Stored data

++++++++

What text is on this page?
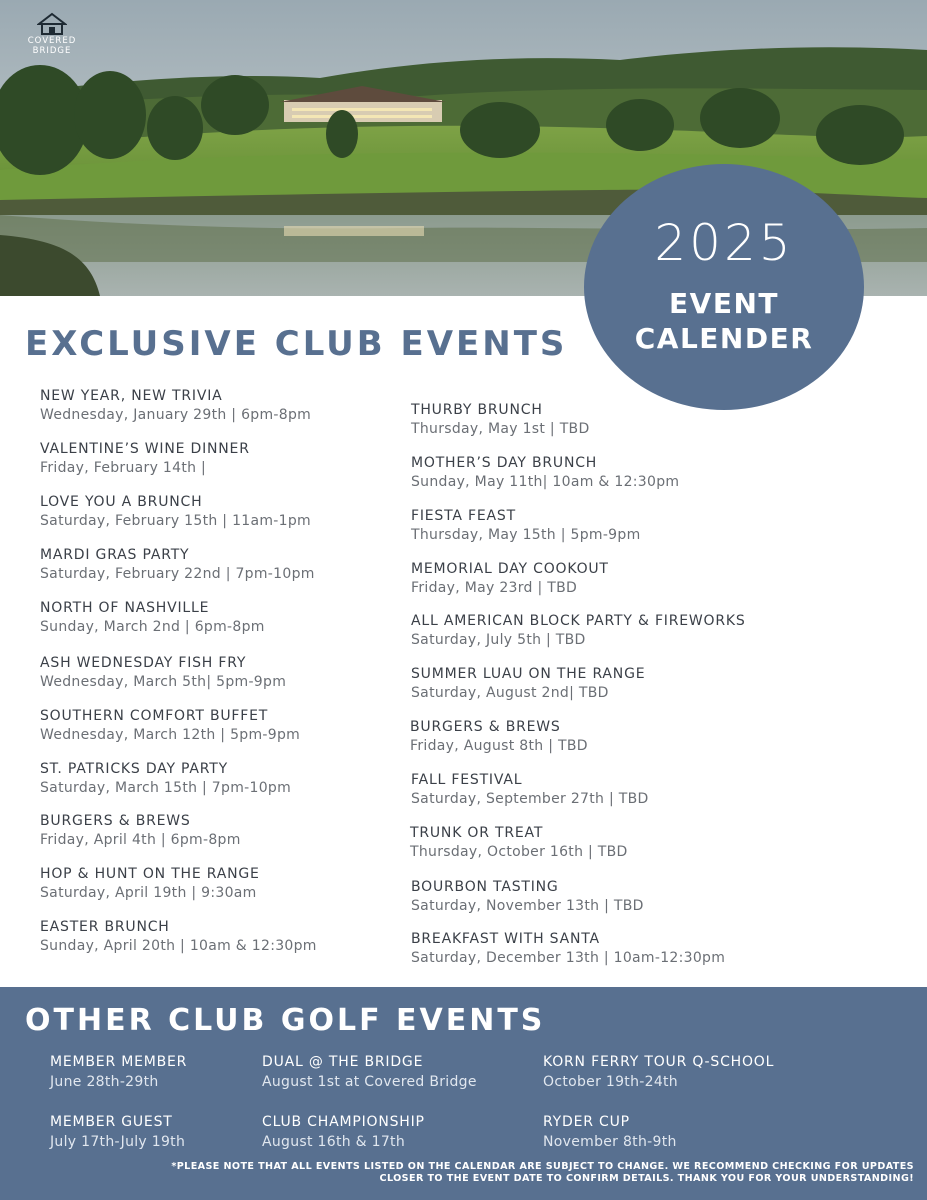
COVERED
BRIDGE
2025
EVENT
CALENDER
EXCLUSIVE CLUB EVENTS
NEW YEAR, NEW TRIVIA
Wednesday, January 29th | 6pm-8pm
VALENTINE’S WINE DINNER
Friday, February 14th |
LOVE YOU A BRUNCH
Saturday, February 15th | 11am-1pm
MARDI GRAS PARTY
Saturday, February 22nd | 7pm-10pm
NORTH OF NASHVILLE
Sunday, March 2nd | 6pm-8pm
ASH WEDNESDAY FISH FRY
Wednesday, March 5th| 5pm-9pm
SOUTHERN COMFORT BUFFET
Wednesday, March 12th | 5pm-9pm
ST. PATRICKS DAY PARTY
Saturday, March 15th | 7pm-10pm
BURGERS & BREWS
Friday, April 4th | 6pm-8pm
HOP & HUNT ON THE RANGE
Saturday, April 19th | 9:30am
EASTER BRUNCH
Sunday, April 20th | 10am & 12:30pm
THURBY BRUNCH
Thursday, May 1st | TBD
MOTHER’S DAY BRUNCH
Sunday, May 11th| 10am & 12:30pm
FIESTA FEAST
Thursday, May 15th | 5pm-9pm
MEMORIAL DAY COOKOUT
Friday, May 23rd | TBD
ALL AMERICAN BLOCK PARTY & FIREWORKS
Saturday, July 5th | TBD
SUMMER LUAU ON THE RANGE
Saturday, August 2nd| TBD
BURGERS & BREWS
Friday, August 8th | TBD
FALL FESTIVAL
Saturday, September 27th | TBD
TRUNK OR TREAT
Thursday, October 16th | TBD
BOURBON TASTING
Saturday, November 13th | TBD
BREAKFAST WITH SANTA
Saturday, December 13th | 10am-12:30pm
OTHER CLUB GOLF EVENTS
MEMBER MEMBER
June 28th-29th
DUAL @ THE BRIDGE
August 1st at Covered Bridge
KORN FERRY TOUR Q-SCHOOL
October 19th-24th
MEMBER GUEST
July 17th-July 19th
CLUB CHAMPIONSHIP
August 16th & 17th
RYDER CUP
November 8th-9th
*PLEASE NOTE THAT ALL EVENTS LISTED ON THE CALENDAR ARE SUBJECT TO CHANGE. WE RECOMMEND CHECKING FOR UPDATES
CLOSER TO THE EVENT DATE TO CONFIRM DETAILS. THANK YOU FOR YOUR UNDERSTANDING!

++++++++

- Exercise aim
Gather every line from the listing above in which the word "RANGE" appears.

- In response
HOP & HUNT ON THE RANGE
SUMMER LUAU ON THE RANGE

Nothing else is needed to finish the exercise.